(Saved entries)
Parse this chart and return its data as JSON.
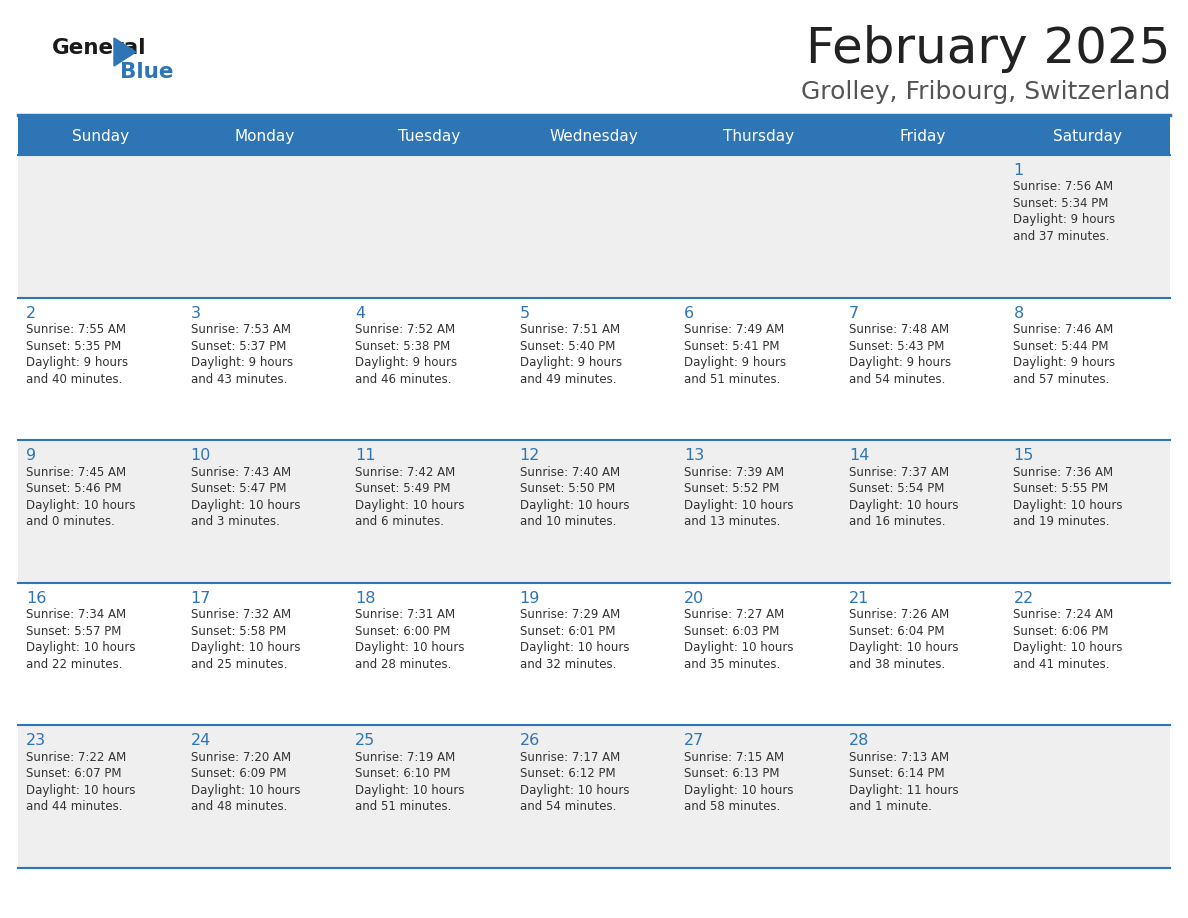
{
  "title": "February 2025",
  "subtitle": "Grolley, Fribourg, Switzerland",
  "days_of_week": [
    "Sunday",
    "Monday",
    "Tuesday",
    "Wednesday",
    "Thursday",
    "Friday",
    "Saturday"
  ],
  "header_bg": "#2E75B6",
  "header_text": "#FFFFFF",
  "cell_bg_light": "#EFEFEF",
  "cell_bg_white": "#FFFFFF",
  "row_divider_color": "#2E75B6",
  "title_color": "#222222",
  "subtitle_color": "#555555",
  "day_number_color": "#2E75B6",
  "cell_text_color": "#333333",
  "logo_general_color": "#1a1a1a",
  "logo_blue_color": "#2E75B6",
  "calendar_data": [
    {
      "day": 1,
      "col": 6,
      "row": 0,
      "sunrise": "7:56 AM",
      "sunset": "5:34 PM",
      "dl1": "Daylight: 9 hours",
      "dl2": "and 37 minutes."
    },
    {
      "day": 2,
      "col": 0,
      "row": 1,
      "sunrise": "7:55 AM",
      "sunset": "5:35 PM",
      "dl1": "Daylight: 9 hours",
      "dl2": "and 40 minutes."
    },
    {
      "day": 3,
      "col": 1,
      "row": 1,
      "sunrise": "7:53 AM",
      "sunset": "5:37 PM",
      "dl1": "Daylight: 9 hours",
      "dl2": "and 43 minutes."
    },
    {
      "day": 4,
      "col": 2,
      "row": 1,
      "sunrise": "7:52 AM",
      "sunset": "5:38 PM",
      "dl1": "Daylight: 9 hours",
      "dl2": "and 46 minutes."
    },
    {
      "day": 5,
      "col": 3,
      "row": 1,
      "sunrise": "7:51 AM",
      "sunset": "5:40 PM",
      "dl1": "Daylight: 9 hours",
      "dl2": "and 49 minutes."
    },
    {
      "day": 6,
      "col": 4,
      "row": 1,
      "sunrise": "7:49 AM",
      "sunset": "5:41 PM",
      "dl1": "Daylight: 9 hours",
      "dl2": "and 51 minutes."
    },
    {
      "day": 7,
      "col": 5,
      "row": 1,
      "sunrise": "7:48 AM",
      "sunset": "5:43 PM",
      "dl1": "Daylight: 9 hours",
      "dl2": "and 54 minutes."
    },
    {
      "day": 8,
      "col": 6,
      "row": 1,
      "sunrise": "7:46 AM",
      "sunset": "5:44 PM",
      "dl1": "Daylight: 9 hours",
      "dl2": "and 57 minutes."
    },
    {
      "day": 9,
      "col": 0,
      "row": 2,
      "sunrise": "7:45 AM",
      "sunset": "5:46 PM",
      "dl1": "Daylight: 10 hours",
      "dl2": "and 0 minutes."
    },
    {
      "day": 10,
      "col": 1,
      "row": 2,
      "sunrise": "7:43 AM",
      "sunset": "5:47 PM",
      "dl1": "Daylight: 10 hours",
      "dl2": "and 3 minutes."
    },
    {
      "day": 11,
      "col": 2,
      "row": 2,
      "sunrise": "7:42 AM",
      "sunset": "5:49 PM",
      "dl1": "Daylight: 10 hours",
      "dl2": "and 6 minutes."
    },
    {
      "day": 12,
      "col": 3,
      "row": 2,
      "sunrise": "7:40 AM",
      "sunset": "5:50 PM",
      "dl1": "Daylight: 10 hours",
      "dl2": "and 10 minutes."
    },
    {
      "day": 13,
      "col": 4,
      "row": 2,
      "sunrise": "7:39 AM",
      "sunset": "5:52 PM",
      "dl1": "Daylight: 10 hours",
      "dl2": "and 13 minutes."
    },
    {
      "day": 14,
      "col": 5,
      "row": 2,
      "sunrise": "7:37 AM",
      "sunset": "5:54 PM",
      "dl1": "Daylight: 10 hours",
      "dl2": "and 16 minutes."
    },
    {
      "day": 15,
      "col": 6,
      "row": 2,
      "sunrise": "7:36 AM",
      "sunset": "5:55 PM",
      "dl1": "Daylight: 10 hours",
      "dl2": "and 19 minutes."
    },
    {
      "day": 16,
      "col": 0,
      "row": 3,
      "sunrise": "7:34 AM",
      "sunset": "5:57 PM",
      "dl1": "Daylight: 10 hours",
      "dl2": "and 22 minutes."
    },
    {
      "day": 17,
      "col": 1,
      "row": 3,
      "sunrise": "7:32 AM",
      "sunset": "5:58 PM",
      "dl1": "Daylight: 10 hours",
      "dl2": "and 25 minutes."
    },
    {
      "day": 18,
      "col": 2,
      "row": 3,
      "sunrise": "7:31 AM",
      "sunset": "6:00 PM",
      "dl1": "Daylight: 10 hours",
      "dl2": "and 28 minutes."
    },
    {
      "day": 19,
      "col": 3,
      "row": 3,
      "sunrise": "7:29 AM",
      "sunset": "6:01 PM",
      "dl1": "Daylight: 10 hours",
      "dl2": "and 32 minutes."
    },
    {
      "day": 20,
      "col": 4,
      "row": 3,
      "sunrise": "7:27 AM",
      "sunset": "6:03 PM",
      "dl1": "Daylight: 10 hours",
      "dl2": "and 35 minutes."
    },
    {
      "day": 21,
      "col": 5,
      "row": 3,
      "sunrise": "7:26 AM",
      "sunset": "6:04 PM",
      "dl1": "Daylight: 10 hours",
      "dl2": "and 38 minutes."
    },
    {
      "day": 22,
      "col": 6,
      "row": 3,
      "sunrise": "7:24 AM",
      "sunset": "6:06 PM",
      "dl1": "Daylight: 10 hours",
      "dl2": "and 41 minutes."
    },
    {
      "day": 23,
      "col": 0,
      "row": 4,
      "sunrise": "7:22 AM",
      "sunset": "6:07 PM",
      "dl1": "Daylight: 10 hours",
      "dl2": "and 44 minutes."
    },
    {
      "day": 24,
      "col": 1,
      "row": 4,
      "sunrise": "7:20 AM",
      "sunset": "6:09 PM",
      "dl1": "Daylight: 10 hours",
      "dl2": "and 48 minutes."
    },
    {
      "day": 25,
      "col": 2,
      "row": 4,
      "sunrise": "7:19 AM",
      "sunset": "6:10 PM",
      "dl1": "Daylight: 10 hours",
      "dl2": "and 51 minutes."
    },
    {
      "day": 26,
      "col": 3,
      "row": 4,
      "sunrise": "7:17 AM",
      "sunset": "6:12 PM",
      "dl1": "Daylight: 10 hours",
      "dl2": "and 54 minutes."
    },
    {
      "day": 27,
      "col": 4,
      "row": 4,
      "sunrise": "7:15 AM",
      "sunset": "6:13 PM",
      "dl1": "Daylight: 10 hours",
      "dl2": "and 58 minutes."
    },
    {
      "day": 28,
      "col": 5,
      "row": 4,
      "sunrise": "7:13 AM",
      "sunset": "6:14 PM",
      "dl1": "Daylight: 11 hours",
      "dl2": "and 1 minute."
    }
  ],
  "num_rows": 5,
  "num_cols": 7,
  "figsize": [
    11.88,
    9.18
  ],
  "dpi": 100
}
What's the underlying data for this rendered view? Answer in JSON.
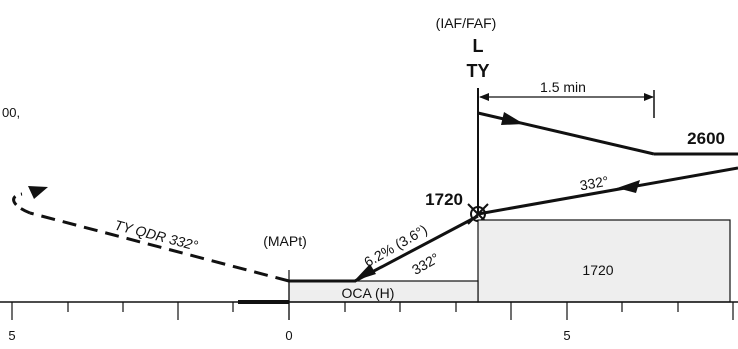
{
  "fix": {
    "role": "(IAF/FAF)",
    "ident_top": "L",
    "ident_bottom": "TY"
  },
  "outbound_time": "1.5 min",
  "initial_altitude": "2600",
  "inbound_track": "332°",
  "faf_altitude": "1720",
  "descent_gradient": "6.2% (3.6°)",
  "final_track": "332°",
  "missed_approach_label": "TY QDR 332°",
  "mapt_label": "(MAPt)",
  "oca_label": "OCA (H)",
  "msa_block_altitude": "1720",
  "partial_text": "00,",
  "distance_scale": {
    "labels": [
      "5",
      "0",
      "5"
    ]
  }
}
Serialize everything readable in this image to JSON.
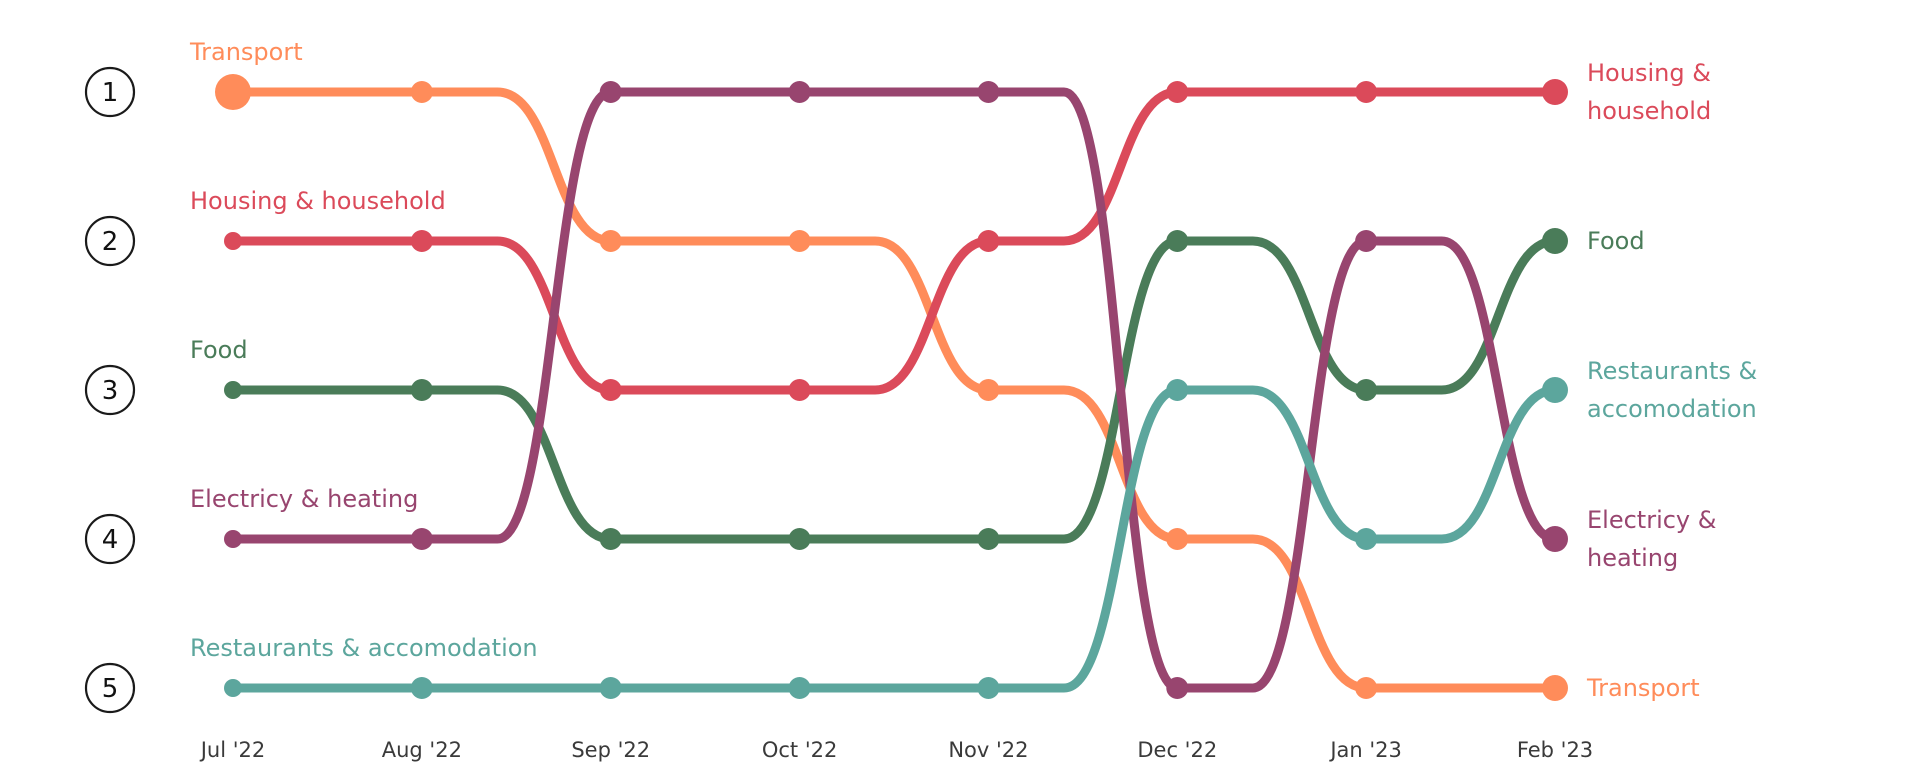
{
  "chart_data": {
    "type": "line",
    "subtype": "bump",
    "title": "",
    "xlabel": "",
    "ylabel": "",
    "categories": [
      "Jul '22",
      "Aug '22",
      "Sep '22",
      "Oct '22",
      "Nov '22",
      "Dec '22",
      "Jan '23",
      "Feb '23"
    ],
    "rank_labels": [
      "1",
      "2",
      "3",
      "4",
      "5"
    ],
    "ylim": [
      1,
      5
    ],
    "y_inverted": true,
    "grid": false,
    "legend": "none",
    "series": [
      {
        "name": "Transport",
        "start_label": "Transport",
        "end_label_lines": [
          "Transport"
        ],
        "color": "#FF8C5A",
        "values": [
          1,
          1,
          2,
          2,
          3,
          4,
          5,
          5
        ]
      },
      {
        "name": "Housing & household",
        "start_label": "Housing & household",
        "end_label_lines": [
          "Housing &",
          "household"
        ],
        "color": "#DB4A5A",
        "values": [
          2,
          2,
          3,
          3,
          2,
          1,
          1,
          1
        ]
      },
      {
        "name": "Food",
        "start_label": "Food",
        "end_label_lines": [
          "Food"
        ],
        "color": "#4A7C59",
        "values": [
          3,
          3,
          4,
          4,
          4,
          2,
          3,
          2
        ]
      },
      {
        "name": "Electricy & heating",
        "start_label": "Electricy & heating",
        "end_label_lines": [
          "Electricy &",
          "heating"
        ],
        "color": "#98456F",
        "values": [
          4,
          4,
          1,
          1,
          1,
          5,
          2,
          4
        ]
      },
      {
        "name": "Restaurants & accomodation",
        "start_label": "Restaurants & accomodation",
        "end_label_lines": [
          "Restaurants &",
          "accomodation"
        ],
        "color": "#5CA69D",
        "values": [
          5,
          5,
          5,
          5,
          5,
          3,
          4,
          3
        ]
      }
    ]
  }
}
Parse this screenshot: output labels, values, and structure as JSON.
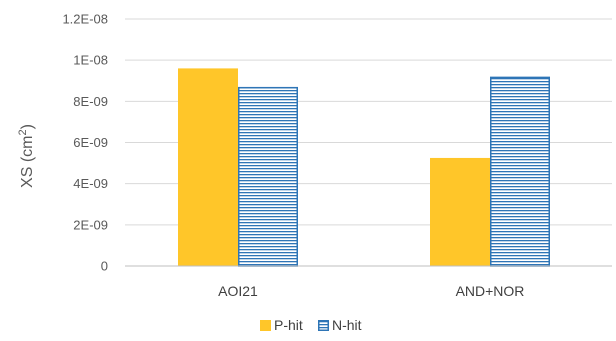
{
  "chart_data": {
    "type": "bar",
    "categories": [
      "AOI21",
      "AND+NOR"
    ],
    "series": [
      {
        "name": "P-hit",
        "values": [
          9.6e-09,
          5.25e-09
        ],
        "color": "#FFC629",
        "pattern": "solid"
      },
      {
        "name": "N-hit",
        "values": [
          8.7e-09,
          9.2e-09
        ],
        "color": "#2E75B6",
        "pattern": "horizontal-stripes"
      }
    ],
    "y_ticks": [
      0,
      2e-09,
      4e-09,
      6e-09,
      8e-09,
      1e-08,
      1.2e-08
    ],
    "y_tick_labels": [
      "0",
      "2E-09",
      "4E-09",
      "6E-09",
      "8E-09",
      "1E-08",
      "1.2E-08"
    ],
    "ylim": [
      0,
      1.2e-08
    ],
    "ylabel_base": "XS (cm",
    "ylabel_sup": "2",
    "ylabel_close": ")",
    "title": "",
    "xlabel": "",
    "grid": true,
    "gridline_color": "#D9D9D9",
    "legend_position": "bottom-center"
  }
}
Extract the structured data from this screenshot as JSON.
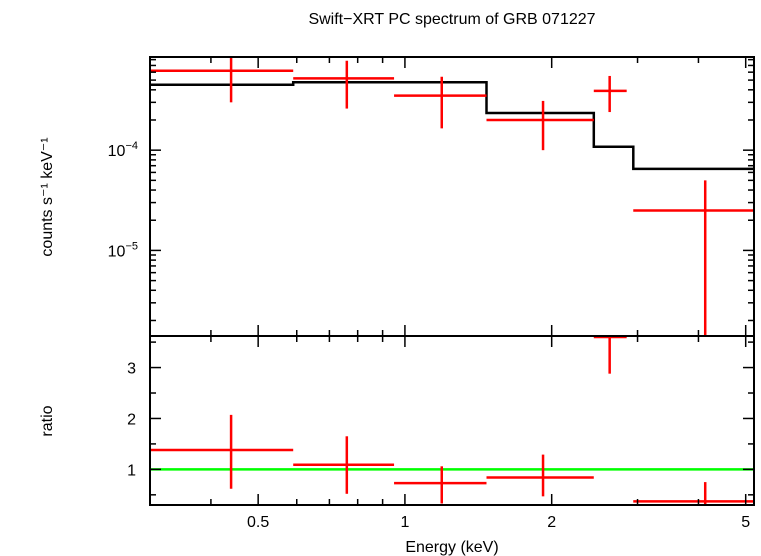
{
  "chart_data": {
    "type": "scatter",
    "title": "Swift−XRT PC spectrum of GRB 071227",
    "xlabel": "Energy (keV)",
    "x_scale": "log",
    "xlim": [
      0.3,
      5.2
    ],
    "x_ticks": [
      {
        "v": 0.5,
        "label": "0.5"
      },
      {
        "v": 1,
        "label": "1"
      },
      {
        "v": 2,
        "label": "2"
      },
      {
        "v": 5,
        "label": "5"
      }
    ],
    "colors": {
      "data": "#ff0000",
      "model": "#000000",
      "unity": "#00ff00",
      "axes": "#000000"
    },
    "top_panel": {
      "ylabel": "counts s⁻¹ keV⁻¹",
      "y_scale": "log",
      "ylim": [
        1.4e-06,
        0.00085
      ],
      "y_ticks": [
        {
          "v": 0.0001,
          "base": "10",
          "exp": "−4"
        },
        {
          "v": 1e-05,
          "base": "10",
          "exp": "−5"
        }
      ],
      "data": [
        {
          "xlo": 0.3,
          "xhi": 0.59,
          "x": 0.44,
          "y": 0.00062,
          "ylo": 0.0003,
          "yhi": 0.0009
        },
        {
          "xlo": 0.59,
          "xhi": 0.95,
          "x": 0.76,
          "y": 0.00052,
          "ylo": 0.00026,
          "yhi": 0.00078
        },
        {
          "xlo": 0.95,
          "xhi": 1.47,
          "x": 1.19,
          "y": 0.00035,
          "ylo": 0.000165,
          "yhi": 0.00054
        },
        {
          "xlo": 1.47,
          "xhi": 2.44,
          "x": 1.92,
          "y": 0.0002,
          "ylo": 0.0001,
          "yhi": 0.00031
        },
        {
          "xlo": 2.44,
          "xhi": 2.85,
          "x": 2.63,
          "y": 0.00039,
          "ylo": 0.00024,
          "yhi": 0.00055
        },
        {
          "xlo": 2.94,
          "xhi": 5.2,
          "x": 4.13,
          "y": 2.5e-05,
          "ylo": 1.4e-06,
          "yhi": 5e-05
        }
      ],
      "model": [
        {
          "xlo": 0.3,
          "xhi": 0.59,
          "y": 0.00045
        },
        {
          "xlo": 0.59,
          "xhi": 0.95,
          "y": 0.000475
        },
        {
          "xlo": 0.95,
          "xhi": 1.47,
          "y": 0.000475
        },
        {
          "xlo": 1.47,
          "xhi": 2.44,
          "y": 0.000235
        },
        {
          "xlo": 2.44,
          "xhi": 2.94,
          "y": 0.000108
        },
        {
          "xlo": 2.94,
          "xhi": 5.2,
          "y": 6.5e-05
        }
      ]
    },
    "bottom_panel": {
      "ylabel": "ratio",
      "y_scale": "linear",
      "ylim": [
        0.3,
        3.62
      ],
      "y_ticks": [
        {
          "v": 1,
          "label": "1"
        },
        {
          "v": 2,
          "label": "2"
        },
        {
          "v": 3,
          "label": "3"
        }
      ],
      "unity_line": 1,
      "data": [
        {
          "xlo": 0.3,
          "xhi": 0.59,
          "x": 0.44,
          "y": 1.38,
          "ylo": 0.62,
          "yhi": 2.07
        },
        {
          "xlo": 0.59,
          "xhi": 0.95,
          "x": 0.76,
          "y": 1.09,
          "ylo": 0.52,
          "yhi": 1.65
        },
        {
          "xlo": 0.95,
          "xhi": 1.47,
          "x": 1.19,
          "y": 0.73,
          "ylo": 0.33,
          "yhi": 1.06
        },
        {
          "xlo": 1.47,
          "xhi": 2.44,
          "x": 1.92,
          "y": 0.84,
          "ylo": 0.47,
          "yhi": 1.29
        },
        {
          "xlo": 2.44,
          "xhi": 2.85,
          "x": 2.63,
          "y": 3.6,
          "ylo": 2.88,
          "yhi": 3.62
        },
        {
          "xlo": 2.94,
          "xhi": 5.2,
          "x": 4.13,
          "y": 0.37,
          "ylo": 0.3,
          "yhi": 0.75
        }
      ]
    }
  }
}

WORK INSTRUCTIONS:
Show the lines where the word "household" appears in the entries.

TASK SOLUTION:
        "name": "Housing & household",
        "start_label": "Housing & household",
          "household"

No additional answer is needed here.